Stored data
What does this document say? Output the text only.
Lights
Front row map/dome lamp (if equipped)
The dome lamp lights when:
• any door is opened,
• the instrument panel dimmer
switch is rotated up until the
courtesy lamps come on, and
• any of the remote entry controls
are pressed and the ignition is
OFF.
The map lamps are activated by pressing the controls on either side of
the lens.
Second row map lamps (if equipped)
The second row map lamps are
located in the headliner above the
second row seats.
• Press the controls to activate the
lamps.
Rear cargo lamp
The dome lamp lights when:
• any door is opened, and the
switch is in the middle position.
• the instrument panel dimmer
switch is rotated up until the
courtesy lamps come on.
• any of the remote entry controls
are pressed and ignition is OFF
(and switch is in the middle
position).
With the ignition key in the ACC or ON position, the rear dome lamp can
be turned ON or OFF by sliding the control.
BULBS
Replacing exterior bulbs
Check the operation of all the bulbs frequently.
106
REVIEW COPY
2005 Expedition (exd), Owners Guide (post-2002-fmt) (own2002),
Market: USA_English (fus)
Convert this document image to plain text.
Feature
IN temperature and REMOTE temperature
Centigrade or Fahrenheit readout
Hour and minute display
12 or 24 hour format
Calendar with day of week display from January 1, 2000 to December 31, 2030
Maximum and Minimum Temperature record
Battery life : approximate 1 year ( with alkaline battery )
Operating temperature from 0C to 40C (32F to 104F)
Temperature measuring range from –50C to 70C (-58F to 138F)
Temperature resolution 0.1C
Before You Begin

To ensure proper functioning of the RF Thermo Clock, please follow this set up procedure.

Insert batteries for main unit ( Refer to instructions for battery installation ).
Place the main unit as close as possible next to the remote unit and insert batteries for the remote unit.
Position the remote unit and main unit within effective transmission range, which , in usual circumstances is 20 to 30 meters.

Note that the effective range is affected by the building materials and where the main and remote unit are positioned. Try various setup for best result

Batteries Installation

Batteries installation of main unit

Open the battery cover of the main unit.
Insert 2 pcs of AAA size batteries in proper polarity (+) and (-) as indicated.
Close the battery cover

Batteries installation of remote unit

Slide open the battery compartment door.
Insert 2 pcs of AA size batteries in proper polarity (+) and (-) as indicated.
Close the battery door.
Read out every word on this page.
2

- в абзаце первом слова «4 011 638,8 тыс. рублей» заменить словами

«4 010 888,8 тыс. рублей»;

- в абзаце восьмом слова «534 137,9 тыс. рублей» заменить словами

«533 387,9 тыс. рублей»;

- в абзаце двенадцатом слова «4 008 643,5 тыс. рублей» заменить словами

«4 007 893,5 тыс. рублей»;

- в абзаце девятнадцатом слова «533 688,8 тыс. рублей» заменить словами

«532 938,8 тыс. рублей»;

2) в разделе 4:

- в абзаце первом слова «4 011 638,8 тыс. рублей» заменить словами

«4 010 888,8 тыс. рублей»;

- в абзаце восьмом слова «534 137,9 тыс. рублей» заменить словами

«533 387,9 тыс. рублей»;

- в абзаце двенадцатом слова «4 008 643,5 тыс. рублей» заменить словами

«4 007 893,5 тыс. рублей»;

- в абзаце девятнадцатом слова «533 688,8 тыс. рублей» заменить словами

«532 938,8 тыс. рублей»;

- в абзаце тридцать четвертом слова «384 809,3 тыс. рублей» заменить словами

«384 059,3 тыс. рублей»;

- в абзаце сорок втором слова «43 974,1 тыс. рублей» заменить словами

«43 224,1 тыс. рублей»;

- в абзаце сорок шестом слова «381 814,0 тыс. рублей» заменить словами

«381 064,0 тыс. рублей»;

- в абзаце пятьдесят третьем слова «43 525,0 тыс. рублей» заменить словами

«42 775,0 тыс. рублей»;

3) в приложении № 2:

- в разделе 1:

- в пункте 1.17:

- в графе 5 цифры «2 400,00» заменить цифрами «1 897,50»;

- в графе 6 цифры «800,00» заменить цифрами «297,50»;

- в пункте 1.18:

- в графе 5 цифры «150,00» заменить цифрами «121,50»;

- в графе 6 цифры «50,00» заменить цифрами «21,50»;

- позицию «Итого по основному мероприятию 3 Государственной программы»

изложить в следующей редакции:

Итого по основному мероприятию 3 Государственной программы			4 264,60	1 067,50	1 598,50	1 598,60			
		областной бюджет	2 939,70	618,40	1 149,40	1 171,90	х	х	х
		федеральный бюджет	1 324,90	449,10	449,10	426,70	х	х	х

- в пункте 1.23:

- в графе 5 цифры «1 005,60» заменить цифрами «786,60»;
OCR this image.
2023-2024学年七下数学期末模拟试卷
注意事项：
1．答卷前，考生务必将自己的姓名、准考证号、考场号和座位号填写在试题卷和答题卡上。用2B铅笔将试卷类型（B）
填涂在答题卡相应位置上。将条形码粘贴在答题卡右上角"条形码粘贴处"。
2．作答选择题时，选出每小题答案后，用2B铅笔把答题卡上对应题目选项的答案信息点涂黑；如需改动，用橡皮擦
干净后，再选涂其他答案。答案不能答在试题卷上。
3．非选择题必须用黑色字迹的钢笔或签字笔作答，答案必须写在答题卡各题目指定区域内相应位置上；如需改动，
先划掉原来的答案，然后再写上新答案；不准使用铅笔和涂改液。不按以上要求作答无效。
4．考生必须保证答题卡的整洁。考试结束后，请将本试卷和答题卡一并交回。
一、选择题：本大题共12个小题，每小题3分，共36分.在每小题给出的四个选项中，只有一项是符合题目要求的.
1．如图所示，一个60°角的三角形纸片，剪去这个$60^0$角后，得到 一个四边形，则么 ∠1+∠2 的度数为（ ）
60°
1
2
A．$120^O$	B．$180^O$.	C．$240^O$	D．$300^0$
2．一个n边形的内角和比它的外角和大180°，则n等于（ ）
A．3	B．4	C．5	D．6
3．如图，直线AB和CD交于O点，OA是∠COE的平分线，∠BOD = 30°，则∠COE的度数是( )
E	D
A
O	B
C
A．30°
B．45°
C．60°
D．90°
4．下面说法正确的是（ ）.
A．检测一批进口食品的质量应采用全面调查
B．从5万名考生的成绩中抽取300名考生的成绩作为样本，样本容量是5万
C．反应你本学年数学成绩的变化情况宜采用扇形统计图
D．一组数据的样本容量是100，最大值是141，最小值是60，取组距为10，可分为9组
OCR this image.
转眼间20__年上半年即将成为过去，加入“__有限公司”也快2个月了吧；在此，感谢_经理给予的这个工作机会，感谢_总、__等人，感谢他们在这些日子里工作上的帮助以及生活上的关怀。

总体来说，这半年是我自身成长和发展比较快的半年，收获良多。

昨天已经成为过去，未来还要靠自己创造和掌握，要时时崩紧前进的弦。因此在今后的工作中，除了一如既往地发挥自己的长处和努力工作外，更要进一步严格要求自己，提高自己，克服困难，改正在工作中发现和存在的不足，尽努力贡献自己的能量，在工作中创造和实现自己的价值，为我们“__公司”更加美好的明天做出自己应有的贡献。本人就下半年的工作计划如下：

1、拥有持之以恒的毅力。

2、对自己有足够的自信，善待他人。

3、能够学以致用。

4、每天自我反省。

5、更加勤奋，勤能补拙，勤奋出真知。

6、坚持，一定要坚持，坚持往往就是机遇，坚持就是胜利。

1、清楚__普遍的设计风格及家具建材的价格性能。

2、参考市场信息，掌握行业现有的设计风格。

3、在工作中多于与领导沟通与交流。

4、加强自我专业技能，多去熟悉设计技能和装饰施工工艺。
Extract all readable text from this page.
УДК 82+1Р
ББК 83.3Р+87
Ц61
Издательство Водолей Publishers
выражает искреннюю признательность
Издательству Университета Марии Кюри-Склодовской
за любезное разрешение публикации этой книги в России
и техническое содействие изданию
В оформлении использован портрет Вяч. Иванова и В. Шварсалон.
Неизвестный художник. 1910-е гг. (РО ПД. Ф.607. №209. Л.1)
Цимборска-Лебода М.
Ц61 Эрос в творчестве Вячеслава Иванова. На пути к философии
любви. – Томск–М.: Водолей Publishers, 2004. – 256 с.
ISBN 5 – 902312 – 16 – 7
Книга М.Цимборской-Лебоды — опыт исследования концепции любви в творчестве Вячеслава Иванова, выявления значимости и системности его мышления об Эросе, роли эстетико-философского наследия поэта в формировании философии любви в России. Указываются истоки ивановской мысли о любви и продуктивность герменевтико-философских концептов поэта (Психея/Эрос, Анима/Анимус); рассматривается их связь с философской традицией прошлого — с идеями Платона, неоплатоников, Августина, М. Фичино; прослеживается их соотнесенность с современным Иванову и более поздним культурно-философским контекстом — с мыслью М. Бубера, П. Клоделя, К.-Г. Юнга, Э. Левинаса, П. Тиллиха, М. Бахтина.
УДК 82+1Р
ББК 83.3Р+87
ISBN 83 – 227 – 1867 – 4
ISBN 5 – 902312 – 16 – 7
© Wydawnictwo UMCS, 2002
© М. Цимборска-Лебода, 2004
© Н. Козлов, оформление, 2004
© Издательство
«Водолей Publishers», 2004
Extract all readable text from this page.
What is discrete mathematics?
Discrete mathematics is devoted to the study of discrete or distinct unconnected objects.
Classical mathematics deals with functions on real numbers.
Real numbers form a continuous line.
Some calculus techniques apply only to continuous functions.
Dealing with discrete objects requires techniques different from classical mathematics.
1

The task: Report all lines of the data above that include the string "from".

Response to this exercise:
Calendar with day of week display from January 1, 2000 to December 31, 2030
Operating temperature from 0C to 40C (32F to 104F)
Temperature measuring range from –50C to 70C (-58F to 138F)
Extract all readable text from this page.
Extract all readable text from this page.
Dealing with discrete objects requires techniques different from classical mathematics.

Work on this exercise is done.